### To be done:
Go through the entries below and write each one out exactly.

Records from a collection of figures:

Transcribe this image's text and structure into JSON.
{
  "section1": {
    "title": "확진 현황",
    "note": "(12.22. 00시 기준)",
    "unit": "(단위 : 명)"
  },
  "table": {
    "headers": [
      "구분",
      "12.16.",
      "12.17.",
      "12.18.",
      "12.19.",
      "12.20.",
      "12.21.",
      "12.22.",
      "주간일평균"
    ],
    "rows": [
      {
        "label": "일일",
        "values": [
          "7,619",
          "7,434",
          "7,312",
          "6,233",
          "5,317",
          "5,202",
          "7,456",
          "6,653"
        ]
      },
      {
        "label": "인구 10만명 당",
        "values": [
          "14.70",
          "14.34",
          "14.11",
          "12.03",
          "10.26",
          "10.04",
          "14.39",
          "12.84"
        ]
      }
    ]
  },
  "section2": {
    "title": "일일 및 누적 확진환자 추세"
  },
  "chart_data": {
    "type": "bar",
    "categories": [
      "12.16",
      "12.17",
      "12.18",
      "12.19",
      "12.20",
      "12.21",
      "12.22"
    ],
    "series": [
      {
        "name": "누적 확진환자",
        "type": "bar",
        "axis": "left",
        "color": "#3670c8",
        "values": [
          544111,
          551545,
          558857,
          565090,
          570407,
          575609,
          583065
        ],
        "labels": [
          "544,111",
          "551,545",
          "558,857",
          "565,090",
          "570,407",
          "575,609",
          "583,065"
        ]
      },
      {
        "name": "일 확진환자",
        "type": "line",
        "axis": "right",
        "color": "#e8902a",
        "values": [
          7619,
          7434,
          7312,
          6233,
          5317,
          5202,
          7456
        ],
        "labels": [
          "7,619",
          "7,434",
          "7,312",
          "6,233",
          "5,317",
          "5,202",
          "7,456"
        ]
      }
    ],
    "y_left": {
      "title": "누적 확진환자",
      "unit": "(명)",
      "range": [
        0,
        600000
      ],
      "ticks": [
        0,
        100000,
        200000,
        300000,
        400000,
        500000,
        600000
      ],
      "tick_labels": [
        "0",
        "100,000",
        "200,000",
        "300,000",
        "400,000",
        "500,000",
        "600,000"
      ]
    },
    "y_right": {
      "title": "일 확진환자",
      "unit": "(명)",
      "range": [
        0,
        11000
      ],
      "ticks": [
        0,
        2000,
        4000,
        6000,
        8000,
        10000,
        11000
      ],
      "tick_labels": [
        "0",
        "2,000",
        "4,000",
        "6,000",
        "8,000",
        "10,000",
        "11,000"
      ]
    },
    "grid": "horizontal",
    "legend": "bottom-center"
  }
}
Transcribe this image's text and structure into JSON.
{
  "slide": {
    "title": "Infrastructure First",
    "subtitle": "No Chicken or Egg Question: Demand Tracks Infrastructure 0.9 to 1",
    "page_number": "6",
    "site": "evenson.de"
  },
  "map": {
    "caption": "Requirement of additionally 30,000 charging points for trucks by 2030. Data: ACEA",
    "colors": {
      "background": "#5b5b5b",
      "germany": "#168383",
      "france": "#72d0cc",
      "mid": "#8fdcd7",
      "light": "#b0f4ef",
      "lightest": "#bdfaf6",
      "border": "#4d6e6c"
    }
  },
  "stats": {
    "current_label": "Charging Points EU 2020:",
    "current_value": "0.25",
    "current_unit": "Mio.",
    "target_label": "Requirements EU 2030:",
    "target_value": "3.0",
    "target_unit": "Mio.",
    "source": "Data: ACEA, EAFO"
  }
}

### Result below:
Transcribe this image's text and structure into JSON.
{
  "section1": {
    "title": "확진 현황",
    "note": "(12.22. 00시 기준)",
    "unit": "(단위 : 명)"
  },
  "table": {
    "headers": [
      "구분",
      "12.16.",
      "12.17.",
      "12.18.",
      "12.19.",
      "12.20.",
      "12.21.",
      "12.22.",
      "주간일평균"
    ],
    "rows": [
      {
        "label": "일일",
        "values": [
          "7,619",
          "7,434",
          "7,312",
          "6,233",
          "5,317",
          "5,202",
          "7,456",
          "6,653"
        ]
      },
      {
        "label": "인구 10만명 당",
        "values": [
          "14.70",
          "14.34",
          "14.11",
          "12.03",
          "10.26",
          "10.04",
          "14.39",
          "12.84"
        ]
      }
    ]
  },
  "section2": {
    "title": "일일 및 누적 확진환자 추세"
  },
  "chart_data": {
    "type": "bar",
    "categories": [
      "12.16",
      "12.17",
      "12.18",
      "12.19",
      "12.20",
      "12.21",
      "12.22"
    ],
    "series": [
      {
        "name": "누적 확진환자",
        "type": "bar",
        "axis": "left",
        "color": "#3670c8",
        "values": [
          544111,
          551545,
          558857,
          565090,
          570407,
          575609,
          583065
        ],
        "labels": [
          "544,111",
          "551,545",
          "558,857",
          "565,090",
          "570,407",
          "575,609",
          "583,065"
        ]
      },
      {
        "name": "일 확진환자",
        "type": "line",
        "axis": "right",
        "color": "#e8902a",
        "values": [
          7619,
          7434,
          7312,
          6233,
          5317,
          5202,
          7456
        ],
        "labels": [
          "7,619",
          "7,434",
          "7,312",
          "6,233",
          "5,317",
          "5,202",
          "7,456"
        ]
      }
    ],
    "y_left": {
      "title": "누적 확진환자",
      "unit": "(명)",
      "range": [
        0,
        600000
      ],
      "ticks": [
        0,
        100000,
        200000,
        300000,
        400000,
        500000,
        600000
      ],
      "tick_labels": [
        "0",
        "100,000",
        "200,000",
        "300,000",
        "400,000",
        "500,000",
        "600,000"
      ]
    },
    "y_right": {
      "title": "일 확진환자",
      "unit": "(명)",
      "range": [
        0,
        11000
      ],
      "ticks": [
        0,
        2000,
        4000,
        6000,
        8000,
        10000,
        11000
      ],
      "tick_labels": [
        "0",
        "2,000",
        "4,000",
        "6,000",
        "8,000",
        "10,000",
        "11,000"
      ]
    },
    "grid": "horizontal",
    "legend": "bottom-center"
  }
}
Transcribe this image's text and structure into JSON.
{
  "slide": {
    "title": "Infrastructure First",
    "subtitle": "No Chicken or Egg Question: Demand Tracks Infrastructure 0.9 to 1",
    "page_number": "6",
    "site": "evenson.de"
  },
  "map": {
    "caption": "Requirement of additionally 30,000 charging points for trucks by 2030. Data: ACEA",
    "colors": {
      "background": "#5b5b5b",
      "germany": "#168383",
      "france": "#72d0cc",
      "mid": "#8fdcd7",
      "light": "#b0f4ef",
      "lightest": "#bdfaf6",
      "border": "#4d6e6c"
    }
  },
  "stats": {
    "current_label": "Charging Points EU 2020:",
    "current_value": "0.25",
    "current_unit": "Mio.",
    "target_label": "Requirements EU 2030:",
    "target_value": "3.0",
    "target_unit": "Mio.",
    "source": "Data: ACEA, EAFO"
  }
}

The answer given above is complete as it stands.